-- BEGIN Given information --

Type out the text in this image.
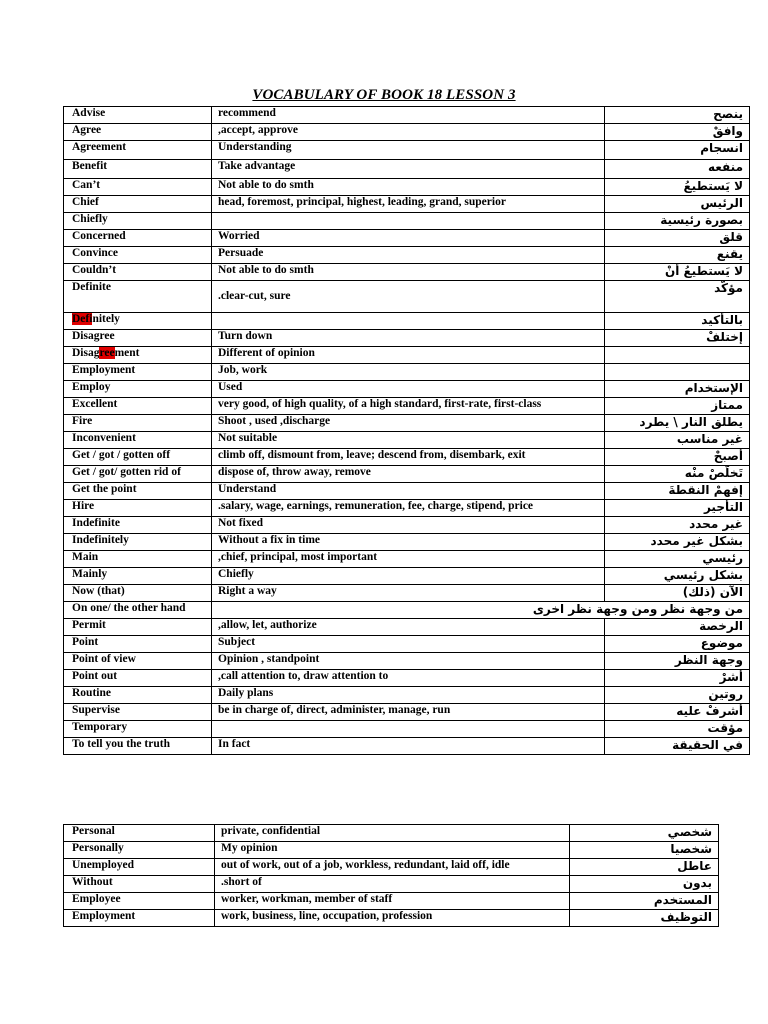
VOCABULARY OF BOOK 18 LESSON 3
Advise	recommend	ينصح
Agree	,accept, approve	وافقْ
Agreement	Understanding	انسجام
Benefit	Take advantage	منفعه
Can’t	Not able to do smth	لا يَستطيعُ
Chief	head, foremost, principal, highest, leading, grand, superior	الرئيس
Chiefly		بصورة رئيسية
Concerned	Worried	قلق
Convince	Persuade	يقنع
Couldn’t	Not able to do smth	لا يَستطيعُ أنْ
Definite	.clear-cut, sure	مؤكّد
Definitely		بالتأكيد
Disagree	Turn down	إختلفْ
Disagreement	Different of opinion	
Employment	Job, work	
Employ	Used	الإستخدام
Excellent	very good, of high quality, of a high standard, first-rate, first-class	ممتاز
Fire	Shoot , used ,discharge	يطلق النار \ يطرد
Inconvenient	Not suitable	غير مناسب
Get / got / gotten off	climb off, dismount from, leave; descend from, disembark, exit	أصبحْ
Get / got/ gotten rid of	dispose of, throw away, remove	تَخلّصْ منْه
Get the point	Understand	إفهمْ النقطةَ
Hire	.salary, wage, earnings, remuneration, fee, charge, stipend, price	التأجير
Indefinite	Not fixed	غير محدد
Indefinitely	Without a fix in time	بشكل غير محدد
Main	,chief, principal, most important	رئيسي
Mainly	Chiefly	بشكل رئيسي
Now (that)	Right a way	الآن (ذلك)
On one/ the other hand	من وجهة نظر ومن وجهة نظر اخرى	
Permit	,allow, let, authorize	الرخصة
Point	Subject	موضوع
Point of view	Opinion , standpoint	وجهة النظر
Point out	,call attention to, draw attention to	أشرْ
Routine	Daily plans	روتين
Supervise	be in charge of, direct, administer, manage, run	أشرفْ عليه
Temporary		مؤقت
To tell you the truth	In fact	في الحقيقة
Personal	private, confidential	شخصي
Personally	My opinion	شخصيا
Unemployed	out of work, out of a job, workless, redundant, laid off, idle	عاطل
Without	.short of	بدون
Employee	worker, workman, member of staff	المستخدم
Employment	work, business, line, occupation, profession	التوظيف
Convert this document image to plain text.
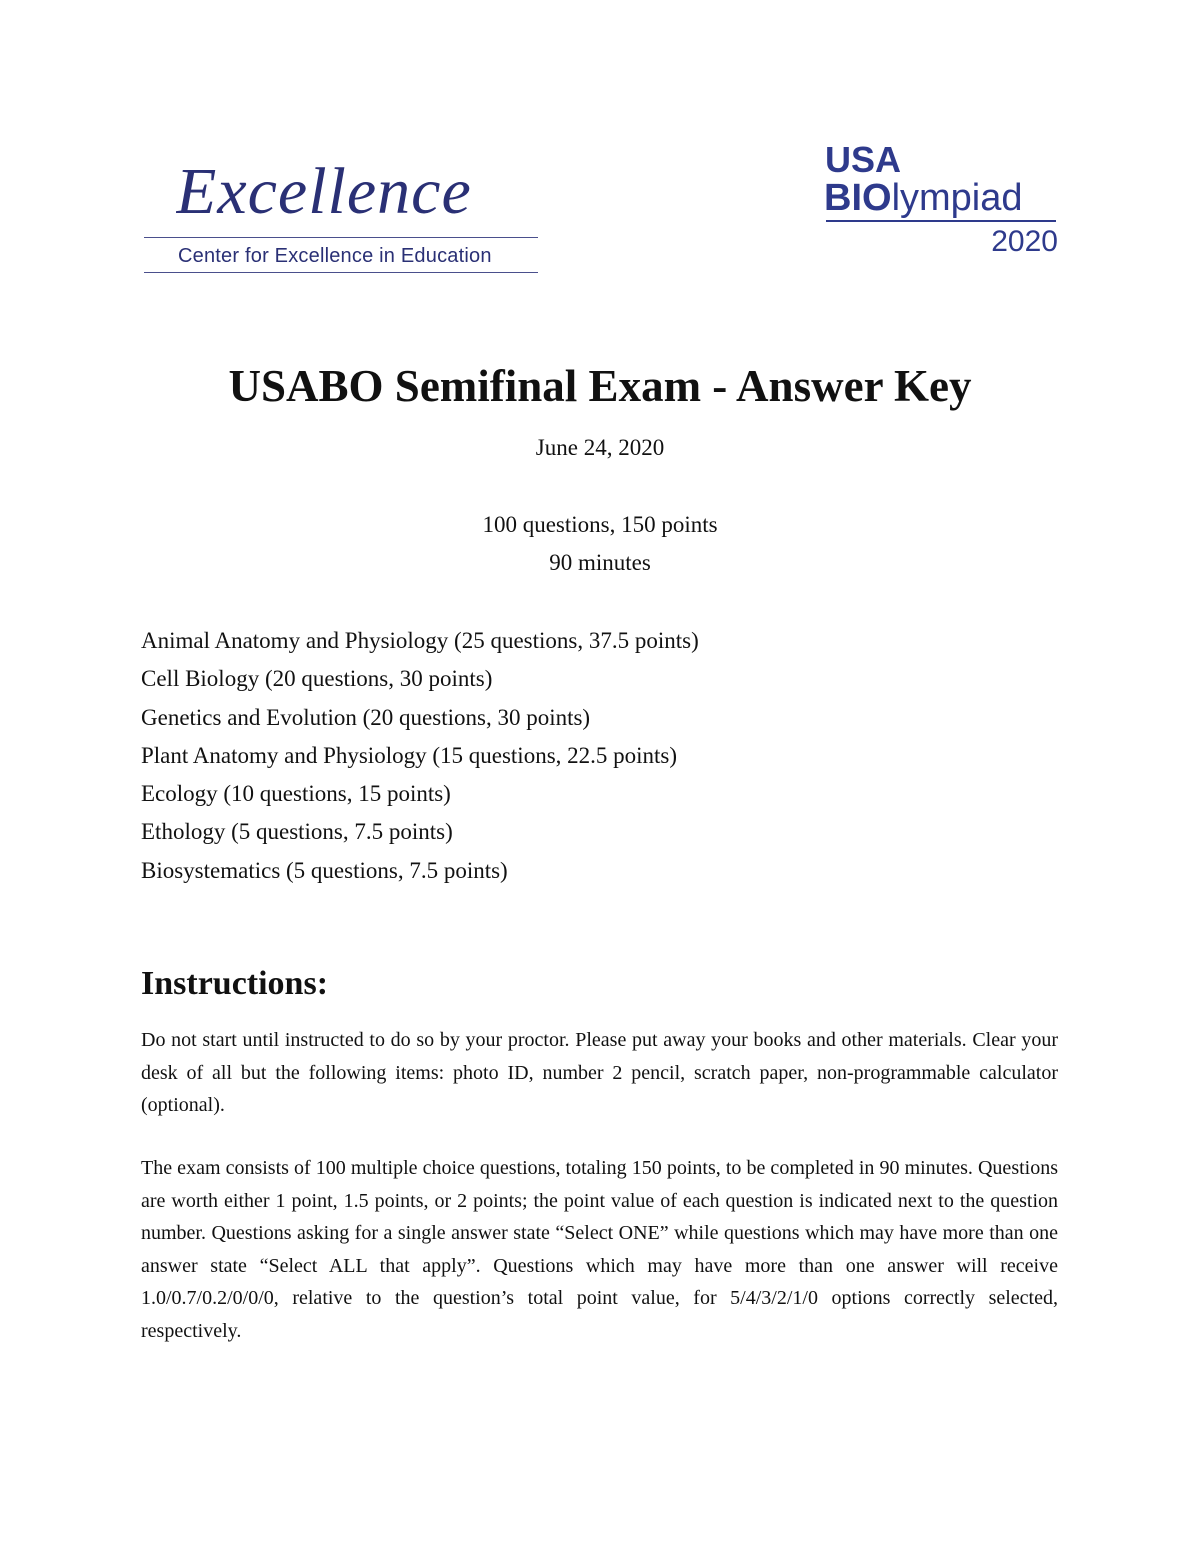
Excellence
Center for Excellence in Education
USA
BIOlympiad
2020
USABO Semifinal Exam - Answer Key
June 24, 2020
100 questions, 150 points
90 minutes
Animal Anatomy and Physiology (25 questions, 37.5 points)
Cell Biology (20 questions, 30 points)
Genetics and Evolution (20 questions, 30 points)
Plant Anatomy and Physiology (15 questions, 22.5 points)
Ecology (10 questions, 15 points)
Ethology (5 questions, 7.5 points)
Biosystematics (5 questions, 7.5 points)
Instructions:

Do not start until instructed to do so by your proctor. Please put away your books and other materials. Clear your desk of all but the following items: photo ID, number 2 pencil, scratch paper, non-programmable calculator (optional).

The exam consists of 100 multiple choice questions, totaling 150 points, to be completed in 90 minutes. Questions are worth either 1 point, 1.5 points, or 2 points; the point value of each question is indicated next to the question number. Questions asking for a single answer state “Select ONE” while questions which may have more than one answer state “Select ALL that apply”. Questions which may have more than one answer will receive 1.0/0.7/0.2/0/0/0, relative to the question’s total point value, for 5/4/3/2/1/0 options correctly selected, respectively.
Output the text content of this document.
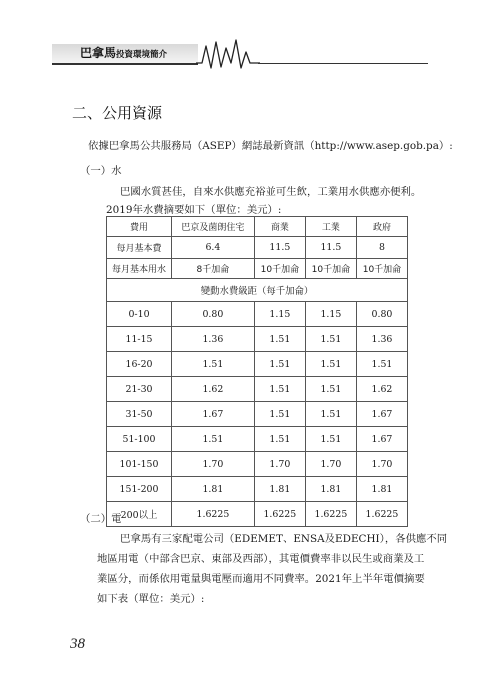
巴拿馬投資環境簡介
二、公用資源
依據巴拿馬公共服務局（ASEP）網誌最新資訊（http://www.asep.gob.pa）:
（一）水
巴國水質甚佳，自來水供應充裕並可生飲，工業用水供應亦便利。
2019年水費摘要如下（單位：美元）:
費用	巴京及菌朗住宅	商業	工業	政府
每月基本費	6.4	11.5	11.5	8
每月基本用水	8千加侖	10千加侖	10千加侖	10千加侖
變動水費級距（每千加侖）				
0-10	0.80	1.15	1.15	0.80
11-15	1.36	1.51	1.51	1.36
16-20	1.51	1.51	1.51	1.51
21-30	1.62	1.51	1.51	1.62
31-50	1.67	1.51	1.51	1.67
51-100	1.51	1.51	1.51	1.67
101-150	1.70	1.70	1.70	1.70
151-200	1.81	1.81	1.81	1.81
200以上	1.6225	1.6225	1.6225	1.6225
（二）電
巴拿馬有三家配電公司（EDEMET、ENSA及EDECHI），各供應不同
地區用電（中部含巴京、東部及西部），其電價費率非以民生或商業及工
業區分，而係依用電量與電壓而適用不同費率。2021年上半年電價摘要
如下表（單位：美元）:
38
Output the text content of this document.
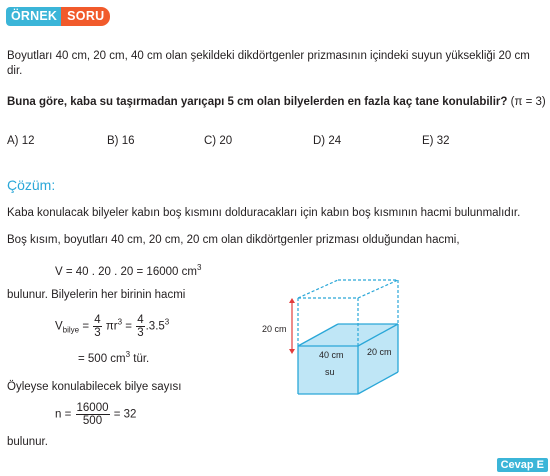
ÖRNEK SORU
Boyutları 40 cm, 20 cm, 40 cm olan şekildeki dikdörtgenler prizmasının içindeki suyun yüksekliği 20 cm
dir.
Buna göre, kaba su taşırmadan yarıçapı 5 cm olan bilyelerden en fazla kaç tane konulabilir? (π = 3)
A) 12	B) 16	C) 20	D) 24	E) 32
Çözüm:
Kaba konulacak bilyeler kabın boş kısmını dolduracakları için kabın boş kısmının hacmi bulunmalıdır.
Boş kısım, boyutları 40 cm, 20 cm, 20 cm olan dikdörtgenler prizması olduğundan hacmi,
V = 40 . 20 . 20 = 16000 $cm^3$
bulunur. Bilyelerin her birinin hacmi
$V_{bilye} = \frac{4}{3} \pi r^3 = \frac{4}{3} .3.5^3$
= 500 $cm^3$ tür.
Öyleyse konulabilecek bilye sayısı
$n = \frac{16000}{500} = 32$
bulunur.
20 cm
40 cm
su
20 cm
Cevap E
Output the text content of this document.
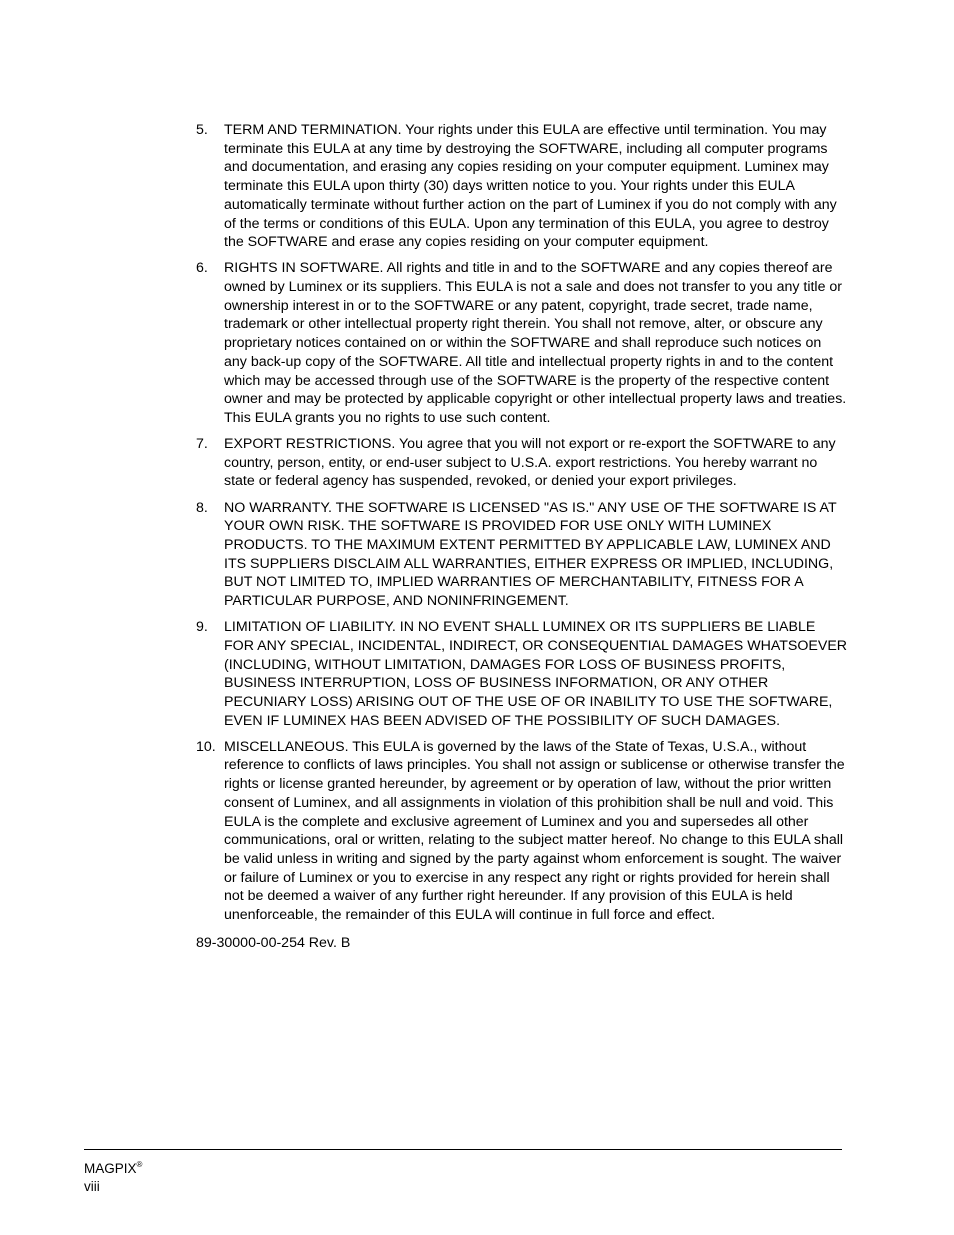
5.	TERM AND TERMINATION. Your rights under this EULA are effective until termination. You may terminate this EULA at any time by destroying the SOFTWARE, including all computer programs and documentation, and erasing any copies residing on your computer equipment. Luminex may terminate this EULA upon thirty (30) days written notice to you. Your rights under this EULA automatically terminate without further action on the part of Luminex if you do not comply with any of the terms or conditions of this EULA. Upon any termination of this EULA, you agree to destroy the SOFTWARE and erase any copies residing on your computer equipment.
6.	RIGHTS IN SOFTWARE. All rights and title in and to the SOFTWARE and any copies thereof are owned by Luminex or its suppliers. This EULA is not a sale and does not transfer to you any title or ownership interest in or to the SOFTWARE or any patent, copyright, trade secret, trade name, trademark or other intellectual property right therein. You shall not remove, alter, or obscure any proprietary notices contained on or within the SOFTWARE and shall reproduce such notices on any back-up copy of the SOFTWARE. All title and intellectual property rights in and to the content which may be accessed through use of the SOFTWARE is the property of the respective content owner and may be protected by applicable copyright or other intellectual property laws and treaties. This EULA grants you no rights to use such content.
7.	EXPORT RESTRICTIONS. You agree that you will not export or re-export the SOFTWARE to any country, person, entity, or end-user subject to U.S.A. export restrictions. You hereby warrant no state or federal agency has suspended, revoked, or denied your export privileges.
8.	NO WARRANTY. THE SOFTWARE IS LICENSED "AS IS." ANY USE OF THE SOFTWARE IS AT YOUR OWN RISK. THE SOFTWARE IS PROVIDED FOR USE ONLY WITH LUMINEX PRODUCTS. TO THE MAXIMUM EXTENT PERMITTED BY APPLICABLE LAW, LUMINEX AND ITS SUPPLIERS DISCLAIM ALL WARRANTIES, EITHER EXPRESS OR IMPLIED, INCLUDING, BUT NOT LIMITED TO, IMPLIED WARRANTIES OF MERCHANTABILITY, FITNESS FOR A PARTICULAR PURPOSE, AND NONINFRINGEMENT.
9.	LIMITATION OF LIABILITY. IN NO EVENT SHALL LUMINEX OR ITS SUPPLIERS BE LIABLE FOR ANY SPECIAL, INCIDENTAL, INDIRECT, OR CONSEQUENTIAL DAMAGES WHATSOEVER (INCLUDING, WITHOUT LIMITATION, DAMAGES FOR LOSS OF BUSINESS PROFITS, BUSINESS INTERRUPTION, LOSS OF BUSINESS INFORMATION, OR ANY OTHER PECUNIARY LOSS) ARISING OUT OF THE USE OF OR INABILITY TO USE THE SOFTWARE, EVEN IF LUMINEX HAS BEEN ADVISED OF THE POSSIBILITY OF SUCH DAMAGES.
10. MISCELLANEOUS. This EULA is governed by the laws of the State of Texas, U.S.A., without reference to conflicts of laws principles. You shall not assign or sublicense or otherwise transfer the rights or license granted hereunder, by agreement or by operation of law, without the prior written consent of Luminex, and all assignments in violation of this prohibition shall be null and void. This EULA is the complete and exclusive agreement of Luminex and you and supersedes all other communications, oral or written, relating to the subject matter hereof. No change to this EULA shall be valid unless in writing and signed by the party against whom enforcement is sought. The waiver or failure of Luminex or you to exercise in any respect any right or rights provided for herein shall not be deemed a waiver of any further right hereunder. If any provision of this EULA is held unenforceable, the remainder of this EULA will continue in full force and effect.
89-30000-00-254 Rev. B
MAGPIX®
viii
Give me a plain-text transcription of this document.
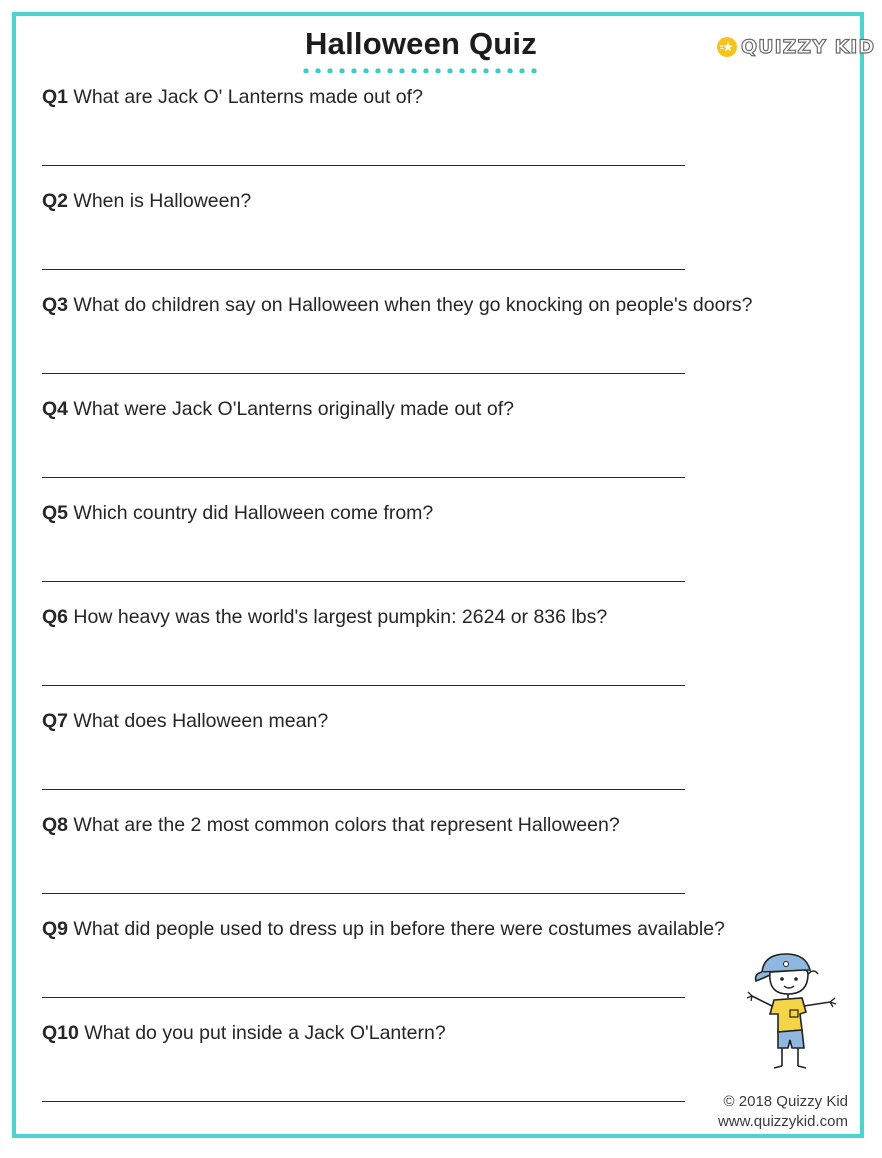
Halloween Quiz	QUIZZY KID
Q1 What are Jack O' Lanterns made out of?
Q2 When is Halloween?
Q3 What do children say on Halloween when they go knocking on people's doors?
Q4 What were Jack O'Lanterns originally made out of?
Q5 Which country did Halloween come from?
Q6 How heavy was the world's largest pumpkin: 2624 or 836 lbs?
Q7 What does Halloween mean?
Q8 What are the 2 most common colors that represent Halloween?
Q9 What did people used to dress up in before there were costumes available?
Q10 What do you put inside a Jack O'Lantern?
© 2018 Quizzy Kid
www.quizzykid.com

-- END Given information --

Given task: Beginning at the line that contains "Give me a plain-text", give the remaining lines of the records again exactly, through the last one. Leave out pictures.

Result of the exercise:
Give me a plain-text transcription of this document.
Halloween Quiz	QUIZZY KID
Q1 What are Jack O' Lanterns made out of?
Q2 When is Halloween?
Q3 What do children say on Halloween when they go knocking on people's doors?
Q4 What were Jack O'Lanterns originally made out of?
Q5 Which country did Halloween come from?
Q6 How heavy was the world's largest pumpkin: 2624 or 836 lbs?
Q7 What does Halloween mean?
Q8 What are the 2 most common colors that represent Halloween?
Q9 What did people used to dress up in before there were costumes available?
Q10 What do you put inside a Jack O'Lantern?
© 2018 Quizzy Kid
www.quizzykid.com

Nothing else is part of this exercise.